**REQUIRED TASK**
Print the rows below word for word, from the first row through the row that contains "close-icon: ✕: [449, 375, 479, 405]", including both of them.

**DATA ROWS**
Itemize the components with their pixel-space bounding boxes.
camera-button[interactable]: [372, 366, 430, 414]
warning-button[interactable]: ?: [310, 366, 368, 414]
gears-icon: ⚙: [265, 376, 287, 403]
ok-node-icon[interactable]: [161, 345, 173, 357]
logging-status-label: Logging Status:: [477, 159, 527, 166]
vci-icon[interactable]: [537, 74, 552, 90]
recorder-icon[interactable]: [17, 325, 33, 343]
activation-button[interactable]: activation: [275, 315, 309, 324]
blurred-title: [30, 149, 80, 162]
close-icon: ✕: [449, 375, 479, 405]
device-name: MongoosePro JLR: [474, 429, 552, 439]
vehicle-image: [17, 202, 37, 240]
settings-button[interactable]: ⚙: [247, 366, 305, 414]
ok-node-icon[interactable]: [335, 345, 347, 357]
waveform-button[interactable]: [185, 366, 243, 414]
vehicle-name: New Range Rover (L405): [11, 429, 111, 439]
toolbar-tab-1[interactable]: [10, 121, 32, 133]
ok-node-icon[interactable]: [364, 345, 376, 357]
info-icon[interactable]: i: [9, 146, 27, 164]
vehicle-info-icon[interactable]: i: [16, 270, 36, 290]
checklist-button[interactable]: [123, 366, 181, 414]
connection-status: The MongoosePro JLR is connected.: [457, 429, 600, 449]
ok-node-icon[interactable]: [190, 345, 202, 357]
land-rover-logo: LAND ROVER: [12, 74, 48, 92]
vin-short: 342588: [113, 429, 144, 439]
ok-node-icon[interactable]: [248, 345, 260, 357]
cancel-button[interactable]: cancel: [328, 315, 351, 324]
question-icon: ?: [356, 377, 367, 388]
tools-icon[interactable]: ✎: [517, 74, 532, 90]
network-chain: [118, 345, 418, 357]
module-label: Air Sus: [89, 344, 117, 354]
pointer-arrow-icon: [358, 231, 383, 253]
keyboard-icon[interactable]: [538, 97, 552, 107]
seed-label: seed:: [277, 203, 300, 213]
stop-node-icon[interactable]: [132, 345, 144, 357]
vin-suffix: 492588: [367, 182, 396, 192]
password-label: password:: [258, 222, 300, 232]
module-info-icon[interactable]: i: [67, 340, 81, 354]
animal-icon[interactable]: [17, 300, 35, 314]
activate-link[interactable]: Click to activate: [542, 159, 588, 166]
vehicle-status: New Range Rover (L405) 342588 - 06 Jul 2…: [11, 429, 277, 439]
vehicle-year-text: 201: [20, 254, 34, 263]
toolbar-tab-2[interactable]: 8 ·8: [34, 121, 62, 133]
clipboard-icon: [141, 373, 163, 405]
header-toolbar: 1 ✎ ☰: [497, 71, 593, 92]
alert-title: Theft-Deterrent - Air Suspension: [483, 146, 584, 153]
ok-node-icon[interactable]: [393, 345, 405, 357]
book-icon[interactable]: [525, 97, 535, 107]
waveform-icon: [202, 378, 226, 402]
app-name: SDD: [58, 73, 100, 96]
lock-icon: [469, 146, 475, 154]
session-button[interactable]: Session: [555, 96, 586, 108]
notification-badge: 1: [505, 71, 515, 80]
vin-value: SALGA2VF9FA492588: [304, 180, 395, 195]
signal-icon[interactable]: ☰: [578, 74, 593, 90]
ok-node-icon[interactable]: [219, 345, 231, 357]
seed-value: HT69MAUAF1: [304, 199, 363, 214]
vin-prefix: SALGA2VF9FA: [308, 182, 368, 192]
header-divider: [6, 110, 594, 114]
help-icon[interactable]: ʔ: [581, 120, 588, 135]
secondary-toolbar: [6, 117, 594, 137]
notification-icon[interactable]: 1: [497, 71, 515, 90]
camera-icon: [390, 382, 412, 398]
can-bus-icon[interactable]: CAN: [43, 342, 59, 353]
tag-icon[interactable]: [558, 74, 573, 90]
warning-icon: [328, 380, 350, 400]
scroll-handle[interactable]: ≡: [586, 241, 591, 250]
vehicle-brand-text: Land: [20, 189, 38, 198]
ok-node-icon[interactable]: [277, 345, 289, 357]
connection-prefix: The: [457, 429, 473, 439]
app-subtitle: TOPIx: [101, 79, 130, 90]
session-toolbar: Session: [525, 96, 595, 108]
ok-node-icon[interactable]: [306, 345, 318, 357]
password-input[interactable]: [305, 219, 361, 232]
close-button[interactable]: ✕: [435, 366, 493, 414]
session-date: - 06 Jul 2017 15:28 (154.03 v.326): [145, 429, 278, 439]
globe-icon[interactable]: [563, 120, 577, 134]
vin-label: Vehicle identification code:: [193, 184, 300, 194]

**EXERCISE SOLUTION**
Itemize the components with their pixel-space bounding boxes.
camera-button[interactable]: [372, 366, 430, 414]
warning-button[interactable]: ?: [310, 366, 368, 414]
gears-icon: ⚙: [265, 376, 287, 403]
ok-node-icon[interactable]: [161, 345, 173, 357]
logging-status-label: Logging Status:: [477, 159, 527, 166]
vci-icon[interactable]: [537, 74, 552, 90]
recorder-icon[interactable]: [17, 325, 33, 343]
activation-button[interactable]: activation: [275, 315, 309, 324]
blurred-title: [30, 149, 80, 162]
close-icon: ✕: [449, 375, 479, 405]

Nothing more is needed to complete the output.